Exercise inputs
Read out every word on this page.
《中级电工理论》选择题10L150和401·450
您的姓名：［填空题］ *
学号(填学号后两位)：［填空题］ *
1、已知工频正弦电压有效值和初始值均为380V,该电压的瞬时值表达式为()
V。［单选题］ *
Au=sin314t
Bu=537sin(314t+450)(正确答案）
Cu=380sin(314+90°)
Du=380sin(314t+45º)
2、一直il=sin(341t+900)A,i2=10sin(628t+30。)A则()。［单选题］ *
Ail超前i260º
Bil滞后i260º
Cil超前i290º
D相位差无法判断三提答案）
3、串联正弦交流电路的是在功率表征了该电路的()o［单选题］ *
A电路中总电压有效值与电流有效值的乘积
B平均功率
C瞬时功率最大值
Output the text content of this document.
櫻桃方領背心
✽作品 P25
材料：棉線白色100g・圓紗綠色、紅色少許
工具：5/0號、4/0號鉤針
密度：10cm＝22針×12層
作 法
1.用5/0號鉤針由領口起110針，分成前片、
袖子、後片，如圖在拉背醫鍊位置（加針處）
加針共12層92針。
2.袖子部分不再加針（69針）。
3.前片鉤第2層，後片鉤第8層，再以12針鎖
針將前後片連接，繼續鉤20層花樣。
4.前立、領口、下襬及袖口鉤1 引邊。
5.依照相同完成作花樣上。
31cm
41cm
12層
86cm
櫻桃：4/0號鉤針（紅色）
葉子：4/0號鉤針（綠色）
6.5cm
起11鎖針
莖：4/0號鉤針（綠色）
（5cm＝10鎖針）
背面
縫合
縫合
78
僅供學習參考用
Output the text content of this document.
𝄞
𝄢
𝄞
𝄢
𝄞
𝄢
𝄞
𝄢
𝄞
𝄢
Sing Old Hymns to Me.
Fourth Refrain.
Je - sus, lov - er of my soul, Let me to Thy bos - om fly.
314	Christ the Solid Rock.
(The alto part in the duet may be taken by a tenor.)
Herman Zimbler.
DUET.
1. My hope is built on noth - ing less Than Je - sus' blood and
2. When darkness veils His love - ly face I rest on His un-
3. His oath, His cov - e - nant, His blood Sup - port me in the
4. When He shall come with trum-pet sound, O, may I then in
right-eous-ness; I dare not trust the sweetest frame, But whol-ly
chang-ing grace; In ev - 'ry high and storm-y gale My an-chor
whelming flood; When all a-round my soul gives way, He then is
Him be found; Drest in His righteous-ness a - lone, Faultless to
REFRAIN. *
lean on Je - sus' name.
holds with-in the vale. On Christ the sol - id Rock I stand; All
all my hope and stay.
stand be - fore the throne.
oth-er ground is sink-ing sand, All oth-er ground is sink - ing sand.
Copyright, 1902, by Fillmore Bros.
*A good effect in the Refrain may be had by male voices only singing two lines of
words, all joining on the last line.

Given task
Return every line in the listing that contains the word "with".

Answer to this exercise
4. When He shall come with trum-pet sound, O, may I then in
holds with-in the vale. On Christ the sol - id Rock I stand; All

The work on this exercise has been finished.